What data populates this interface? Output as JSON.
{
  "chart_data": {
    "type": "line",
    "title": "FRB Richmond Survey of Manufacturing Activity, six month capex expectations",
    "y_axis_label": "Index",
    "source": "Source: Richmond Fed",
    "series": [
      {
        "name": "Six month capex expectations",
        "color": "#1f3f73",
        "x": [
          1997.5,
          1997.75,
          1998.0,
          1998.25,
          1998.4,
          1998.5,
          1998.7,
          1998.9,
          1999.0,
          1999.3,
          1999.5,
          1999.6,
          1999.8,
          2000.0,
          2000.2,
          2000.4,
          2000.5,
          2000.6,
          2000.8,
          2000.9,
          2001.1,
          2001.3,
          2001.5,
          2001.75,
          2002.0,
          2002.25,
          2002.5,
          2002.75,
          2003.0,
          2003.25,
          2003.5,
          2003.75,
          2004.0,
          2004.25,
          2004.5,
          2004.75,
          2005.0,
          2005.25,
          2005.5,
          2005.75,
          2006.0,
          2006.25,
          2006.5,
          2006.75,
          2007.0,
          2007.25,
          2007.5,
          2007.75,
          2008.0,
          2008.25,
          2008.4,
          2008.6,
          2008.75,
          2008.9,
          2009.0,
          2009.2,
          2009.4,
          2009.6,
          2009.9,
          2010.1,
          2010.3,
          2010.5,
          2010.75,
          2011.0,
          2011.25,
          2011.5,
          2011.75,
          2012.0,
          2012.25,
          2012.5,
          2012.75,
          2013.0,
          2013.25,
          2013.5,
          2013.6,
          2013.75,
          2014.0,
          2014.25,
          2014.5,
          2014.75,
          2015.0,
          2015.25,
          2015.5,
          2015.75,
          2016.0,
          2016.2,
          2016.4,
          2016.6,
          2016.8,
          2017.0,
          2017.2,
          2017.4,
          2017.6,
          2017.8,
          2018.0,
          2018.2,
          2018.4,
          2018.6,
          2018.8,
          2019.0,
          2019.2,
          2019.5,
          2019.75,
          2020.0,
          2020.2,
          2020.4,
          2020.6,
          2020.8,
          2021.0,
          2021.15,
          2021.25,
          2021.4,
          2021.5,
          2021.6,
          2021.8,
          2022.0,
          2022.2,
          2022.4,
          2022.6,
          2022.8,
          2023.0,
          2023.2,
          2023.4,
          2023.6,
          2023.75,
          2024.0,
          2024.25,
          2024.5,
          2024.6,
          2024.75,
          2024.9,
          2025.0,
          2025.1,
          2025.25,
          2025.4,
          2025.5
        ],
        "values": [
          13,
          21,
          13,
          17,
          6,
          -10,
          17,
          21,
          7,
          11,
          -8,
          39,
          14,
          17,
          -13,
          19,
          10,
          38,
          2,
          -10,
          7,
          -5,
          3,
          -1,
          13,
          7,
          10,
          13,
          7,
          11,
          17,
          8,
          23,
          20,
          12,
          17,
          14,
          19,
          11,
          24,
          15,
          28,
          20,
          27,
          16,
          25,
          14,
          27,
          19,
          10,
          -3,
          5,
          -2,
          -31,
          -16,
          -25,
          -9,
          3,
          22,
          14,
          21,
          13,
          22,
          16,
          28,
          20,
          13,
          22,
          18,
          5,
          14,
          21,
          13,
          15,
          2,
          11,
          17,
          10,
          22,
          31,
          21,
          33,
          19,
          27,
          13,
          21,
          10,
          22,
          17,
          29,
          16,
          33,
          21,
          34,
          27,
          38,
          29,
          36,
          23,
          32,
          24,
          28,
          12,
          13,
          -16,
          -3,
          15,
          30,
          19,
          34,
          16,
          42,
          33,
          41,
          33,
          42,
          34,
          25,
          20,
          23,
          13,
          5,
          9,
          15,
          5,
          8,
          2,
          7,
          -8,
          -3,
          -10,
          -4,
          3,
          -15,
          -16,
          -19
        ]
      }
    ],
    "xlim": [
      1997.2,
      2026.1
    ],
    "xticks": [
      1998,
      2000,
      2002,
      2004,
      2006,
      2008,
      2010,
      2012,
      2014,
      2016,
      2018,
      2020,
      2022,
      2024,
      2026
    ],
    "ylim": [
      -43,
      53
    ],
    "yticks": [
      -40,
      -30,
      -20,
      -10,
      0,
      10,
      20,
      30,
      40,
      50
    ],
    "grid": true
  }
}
::::
■ What to do ■
Retype the whole listing, matching it exactly.

■ Full response ■
What data populates this interface? Output as JSON.
{
  "chart_data": {
    "type": "line",
    "title": "FRB Richmond Survey of Manufacturing Activity, six month capex expectations",
    "y_axis_label": "Index",
    "source": "Source: Richmond Fed",
    "series": [
      {
        "name": "Six month capex expectations",
        "color": "#1f3f73",
        "x": [
          1997.5,
          1997.75,
          1998.0,
          1998.25,
          1998.4,
          1998.5,
          1998.7,
          1998.9,
          1999.0,
          1999.3,
          1999.5,
          1999.6,
          1999.8,
          2000.0,
          2000.2,
          2000.4,
          2000.5,
          2000.6,
          2000.8,
          2000.9,
          2001.1,
          2001.3,
          2001.5,
          2001.75,
          2002.0,
          2002.25,
          2002.5,
          2002.75,
          2003.0,
          2003.25,
          2003.5,
          2003.75,
          2004.0,
          2004.25,
          2004.5,
          2004.75,
          2005.0,
          2005.25,
          2005.5,
          2005.75,
          2006.0,
          2006.25,
          2006.5,
          2006.75,
          2007.0,
          2007.25,
          2007.5,
          2007.75,
          2008.0,
          2008.25,
          2008.4,
          2008.6,
          2008.75,
          2008.9,
          2009.0,
          2009.2,
          2009.4,
          2009.6,
          2009.9,
          2010.1,
          2010.3,
          2010.5,
          2010.75,
          2011.0,
          2011.25,
          2011.5,
          2011.75,
          2012.0,
          2012.25,
          2012.5,
          2012.75,
          2013.0,
          2013.25,
          2013.5,
          2013.6,
          2013.75,
          2014.0,
          2014.25,
          2014.5,
          2014.75,
          2015.0,
          2015.25,
          2015.5,
          2015.75,
          2016.0,
          2016.2,
          2016.4,
          2016.6,
          2016.8,
          2017.0,
          2017.2,
          2017.4,
          2017.6,
          2017.8,
          2018.0,
          2018.2,
          2018.4,
          2018.6,
          2018.8,
          2019.0,
          2019.2,
          2019.5,
          2019.75,
          2020.0,
          2020.2,
          2020.4,
          2020.6,
          2020.8,
          2021.0,
          2021.15,
          2021.25,
          2021.4,
          2021.5,
          2021.6,
          2021.8,
          2022.0,
          2022.2,
          2022.4,
          2022.6,
          2022.8,
          2023.0,
          2023.2,
          2023.4,
          2023.6,
          2023.75,
          2024.0,
          2024.25,
          2024.5,
          2024.6,
          2024.75,
          2024.9,
          2025.0,
          2025.1,
          2025.25,
          2025.4,
          2025.5
        ],
        "values": [
          13,
          21,
          13,
          17,
          6,
          -10,
          17,
          21,
          7,
          11,
          -8,
          39,
          14,
          17,
          -13,
          19,
          10,
          38,
          2,
          -10,
          7,
          -5,
          3,
          -1,
          13,
          7,
          10,
          13,
          7,
          11,
          17,
          8,
          23,
          20,
          12,
          17,
          14,
          19,
          11,
          24,
          15,
          28,
          20,
          27,
          16,
          25,
          14,
          27,
          19,
          10,
          -3,
          5,
          -2,
          -31,
          -16,
          -25,
          -9,
          3,
          22,
          14,
          21,
          13,
          22,
          16,
          28,
          20,
          13,
          22,
          18,
          5,
          14,
          21,
          13,
          15,
          2,
          11,
          17,
          10,
          22,
          31,
          21,
          33,
          19,
          27,
          13,
          21,
          10,
          22,
          17,
          29,
          16,
          33,
          21,
          34,
          27,
          38,
          29,
          36,
          23,
          32,
          24,
          28,
          12,
          13,
          -16,
          -3,
          15,
          30,
          19,
          34,
          16,
          42,
          33,
          41,
          33,
          42,
          34,
          25,
          20,
          23,
          13,
          5,
          9,
          15,
          5,
          8,
          2,
          7,
          -8,
          -3,
          -10,
          -4,
          3,
          -15,
          -16,
          -19
        ]
      }
    ],
    "xlim": [
      1997.2,
      2026.1
    ],
    "xticks": [
      1998,
      2000,
      2002,
      2004,
      2006,
      2008,
      2010,
      2012,
      2014,
      2016,
      2018,
      2020,
      2022,
      2024,
      2026
    ],
    "ylim": [
      -43,
      53
    ],
    "yticks": [
      -40,
      -30,
      -20,
      -10,
      0,
      10,
      20,
      30,
      40,
      50
    ],
    "grid": true
  }
}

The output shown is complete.